-- begin EXTRACTED MATERIAL --

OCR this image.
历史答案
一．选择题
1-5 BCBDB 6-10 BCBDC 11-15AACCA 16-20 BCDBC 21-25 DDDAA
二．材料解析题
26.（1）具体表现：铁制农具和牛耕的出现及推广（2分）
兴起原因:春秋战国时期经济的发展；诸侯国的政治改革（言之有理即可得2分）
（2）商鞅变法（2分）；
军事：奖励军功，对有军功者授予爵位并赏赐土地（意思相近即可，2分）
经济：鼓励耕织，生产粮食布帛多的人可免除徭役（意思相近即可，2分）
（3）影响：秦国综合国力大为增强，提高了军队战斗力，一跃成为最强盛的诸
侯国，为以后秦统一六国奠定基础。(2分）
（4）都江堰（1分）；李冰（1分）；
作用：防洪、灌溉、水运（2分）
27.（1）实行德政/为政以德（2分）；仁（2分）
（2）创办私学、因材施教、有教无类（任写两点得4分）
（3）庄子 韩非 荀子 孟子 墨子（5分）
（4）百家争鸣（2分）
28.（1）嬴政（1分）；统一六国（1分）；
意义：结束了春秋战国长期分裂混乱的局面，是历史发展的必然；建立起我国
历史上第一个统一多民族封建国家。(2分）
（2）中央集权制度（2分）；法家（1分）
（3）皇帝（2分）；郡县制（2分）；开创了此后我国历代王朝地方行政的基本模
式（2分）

-- end EXTRACTED MATERIAL --

WHAT THE TASK ASKS:
Restate every line of the data word for word.

RESULT FOR THIS EXERCISE:
OCR this image.
历史答案
一．选择题
1-5 BCBDB 6-10 BCBDC 11-15AACCA 16-20 BCDBC 21-25 DDDAA
二．材料解析题
26.（1）具体表现：铁制农具和牛耕的出现及推广（2分）
兴起原因:春秋战国时期经济的发展；诸侯国的政治改革（言之有理即可得2分）
（2）商鞅变法（2分）；
军事：奖励军功，对有军功者授予爵位并赏赐土地（意思相近即可，2分）
经济：鼓励耕织，生产粮食布帛多的人可免除徭役（意思相近即可，2分）
（3）影响：秦国综合国力大为增强，提高了军队战斗力，一跃成为最强盛的诸
侯国，为以后秦统一六国奠定基础。(2分）
（4）都江堰（1分）；李冰（1分）；
作用：防洪、灌溉、水运（2分）
27.（1）实行德政/为政以德（2分）；仁（2分）
（2）创办私学、因材施教、有教无类（任写两点得4分）
（3）庄子 韩非 荀子 孟子 墨子（5分）
（4）百家争鸣（2分）
28.（1）嬴政（1分）；统一六国（1分）；
意义：结束了春秋战国长期分裂混乱的局面，是历史发展的必然；建立起我国
历史上第一个统一多民族封建国家。(2分）
（2）中央集权制度（2分）；法家（1分）
（3）皇帝（2分）；郡县制（2分）；开创了此后我国历代王朝地方行政的基本模
式（2分）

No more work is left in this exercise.